**Directions for this task:** Check the listing below for lines that hold "name". How many are there? Please give only the number.

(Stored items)
+--

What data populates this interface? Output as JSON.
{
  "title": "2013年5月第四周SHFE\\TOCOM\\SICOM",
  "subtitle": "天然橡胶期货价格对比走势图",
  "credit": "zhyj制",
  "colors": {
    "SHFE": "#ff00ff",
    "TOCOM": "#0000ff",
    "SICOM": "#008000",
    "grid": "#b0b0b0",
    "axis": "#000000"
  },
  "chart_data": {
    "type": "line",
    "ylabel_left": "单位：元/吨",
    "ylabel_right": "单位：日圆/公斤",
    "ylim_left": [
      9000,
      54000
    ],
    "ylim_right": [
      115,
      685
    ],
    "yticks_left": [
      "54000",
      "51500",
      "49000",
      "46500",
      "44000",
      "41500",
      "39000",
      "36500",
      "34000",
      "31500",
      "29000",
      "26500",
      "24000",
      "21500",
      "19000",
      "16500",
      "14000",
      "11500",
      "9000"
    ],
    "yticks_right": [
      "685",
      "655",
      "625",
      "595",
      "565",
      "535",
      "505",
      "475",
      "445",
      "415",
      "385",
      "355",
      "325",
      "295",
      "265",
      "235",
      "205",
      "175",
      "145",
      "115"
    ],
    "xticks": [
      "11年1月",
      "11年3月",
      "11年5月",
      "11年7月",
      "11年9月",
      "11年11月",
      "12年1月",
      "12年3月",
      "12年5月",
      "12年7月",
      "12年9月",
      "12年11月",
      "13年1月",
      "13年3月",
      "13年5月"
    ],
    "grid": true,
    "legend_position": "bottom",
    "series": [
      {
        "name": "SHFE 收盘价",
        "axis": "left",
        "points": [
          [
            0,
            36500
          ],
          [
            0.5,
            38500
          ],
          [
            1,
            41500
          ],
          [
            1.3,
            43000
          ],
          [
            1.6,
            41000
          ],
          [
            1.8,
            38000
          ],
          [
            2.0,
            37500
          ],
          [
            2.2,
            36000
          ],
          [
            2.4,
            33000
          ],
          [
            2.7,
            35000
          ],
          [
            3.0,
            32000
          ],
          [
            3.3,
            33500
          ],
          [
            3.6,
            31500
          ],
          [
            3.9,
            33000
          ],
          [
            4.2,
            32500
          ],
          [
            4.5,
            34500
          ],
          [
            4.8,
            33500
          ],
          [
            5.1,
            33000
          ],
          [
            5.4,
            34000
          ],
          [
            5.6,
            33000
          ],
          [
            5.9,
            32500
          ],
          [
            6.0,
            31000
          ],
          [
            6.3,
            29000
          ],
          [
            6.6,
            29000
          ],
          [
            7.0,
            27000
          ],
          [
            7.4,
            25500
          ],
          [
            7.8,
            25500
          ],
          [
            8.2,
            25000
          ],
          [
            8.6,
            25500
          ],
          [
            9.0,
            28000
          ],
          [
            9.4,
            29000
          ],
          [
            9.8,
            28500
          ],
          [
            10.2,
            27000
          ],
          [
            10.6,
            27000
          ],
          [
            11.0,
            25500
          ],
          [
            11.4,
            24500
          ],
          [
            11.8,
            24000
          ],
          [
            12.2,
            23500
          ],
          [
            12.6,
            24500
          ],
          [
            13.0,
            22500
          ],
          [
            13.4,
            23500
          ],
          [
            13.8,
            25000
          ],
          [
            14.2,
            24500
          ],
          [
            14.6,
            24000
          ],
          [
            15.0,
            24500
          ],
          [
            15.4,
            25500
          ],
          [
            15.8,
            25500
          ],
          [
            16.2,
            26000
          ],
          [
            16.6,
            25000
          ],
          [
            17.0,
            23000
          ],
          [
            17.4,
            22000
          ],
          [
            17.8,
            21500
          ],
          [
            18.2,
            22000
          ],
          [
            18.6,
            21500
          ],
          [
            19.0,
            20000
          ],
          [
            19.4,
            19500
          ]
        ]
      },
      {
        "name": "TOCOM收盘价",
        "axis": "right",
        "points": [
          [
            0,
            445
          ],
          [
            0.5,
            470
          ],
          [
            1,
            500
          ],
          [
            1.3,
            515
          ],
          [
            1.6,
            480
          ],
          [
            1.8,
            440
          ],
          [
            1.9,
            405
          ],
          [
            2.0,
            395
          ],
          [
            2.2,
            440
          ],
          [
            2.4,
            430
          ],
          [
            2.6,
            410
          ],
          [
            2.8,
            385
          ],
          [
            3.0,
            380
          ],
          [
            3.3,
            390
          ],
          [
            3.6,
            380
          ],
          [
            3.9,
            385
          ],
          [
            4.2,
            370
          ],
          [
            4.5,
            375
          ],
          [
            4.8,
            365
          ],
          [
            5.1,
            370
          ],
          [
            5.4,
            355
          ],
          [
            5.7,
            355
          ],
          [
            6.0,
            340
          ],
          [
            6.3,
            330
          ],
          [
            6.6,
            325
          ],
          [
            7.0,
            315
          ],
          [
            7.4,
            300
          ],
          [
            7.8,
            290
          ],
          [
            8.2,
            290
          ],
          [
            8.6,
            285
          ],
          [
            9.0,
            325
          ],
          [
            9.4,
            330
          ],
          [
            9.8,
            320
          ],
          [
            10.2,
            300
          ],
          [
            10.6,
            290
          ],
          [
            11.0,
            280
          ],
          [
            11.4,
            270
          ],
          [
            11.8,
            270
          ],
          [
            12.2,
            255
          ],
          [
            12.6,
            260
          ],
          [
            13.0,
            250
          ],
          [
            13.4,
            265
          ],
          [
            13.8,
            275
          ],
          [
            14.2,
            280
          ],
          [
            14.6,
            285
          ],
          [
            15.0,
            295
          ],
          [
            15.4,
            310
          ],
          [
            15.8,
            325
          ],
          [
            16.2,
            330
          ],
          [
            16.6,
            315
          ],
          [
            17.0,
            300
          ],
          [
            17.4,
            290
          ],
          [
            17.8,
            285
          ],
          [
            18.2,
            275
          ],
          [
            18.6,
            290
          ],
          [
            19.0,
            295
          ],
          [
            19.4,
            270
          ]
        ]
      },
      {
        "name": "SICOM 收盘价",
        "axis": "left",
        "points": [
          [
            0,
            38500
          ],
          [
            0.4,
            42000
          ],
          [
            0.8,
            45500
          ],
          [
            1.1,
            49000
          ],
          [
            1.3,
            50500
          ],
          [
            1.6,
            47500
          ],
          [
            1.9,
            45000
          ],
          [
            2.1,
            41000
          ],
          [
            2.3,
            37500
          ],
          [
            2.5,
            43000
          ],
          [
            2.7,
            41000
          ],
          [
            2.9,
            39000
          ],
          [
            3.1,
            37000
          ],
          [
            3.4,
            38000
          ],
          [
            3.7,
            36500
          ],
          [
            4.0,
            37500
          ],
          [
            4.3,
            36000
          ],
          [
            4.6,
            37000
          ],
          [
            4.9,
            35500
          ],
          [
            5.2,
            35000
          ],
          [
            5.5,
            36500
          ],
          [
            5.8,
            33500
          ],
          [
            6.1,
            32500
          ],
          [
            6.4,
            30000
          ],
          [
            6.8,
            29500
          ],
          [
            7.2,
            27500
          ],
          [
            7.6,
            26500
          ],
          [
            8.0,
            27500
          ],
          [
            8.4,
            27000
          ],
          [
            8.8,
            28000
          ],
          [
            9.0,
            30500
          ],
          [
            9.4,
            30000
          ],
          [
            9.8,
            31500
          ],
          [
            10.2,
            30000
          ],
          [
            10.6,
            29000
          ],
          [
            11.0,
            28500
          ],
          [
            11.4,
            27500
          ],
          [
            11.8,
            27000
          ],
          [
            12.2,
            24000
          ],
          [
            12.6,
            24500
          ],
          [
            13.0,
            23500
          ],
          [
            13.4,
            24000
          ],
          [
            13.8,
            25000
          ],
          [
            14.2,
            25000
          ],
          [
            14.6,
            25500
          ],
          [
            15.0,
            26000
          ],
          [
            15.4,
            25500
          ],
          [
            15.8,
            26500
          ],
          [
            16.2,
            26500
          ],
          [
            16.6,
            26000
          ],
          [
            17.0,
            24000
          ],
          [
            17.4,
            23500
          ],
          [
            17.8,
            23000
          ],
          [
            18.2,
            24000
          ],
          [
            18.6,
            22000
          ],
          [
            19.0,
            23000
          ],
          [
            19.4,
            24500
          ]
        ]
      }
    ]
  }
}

+--

**The solution:** 3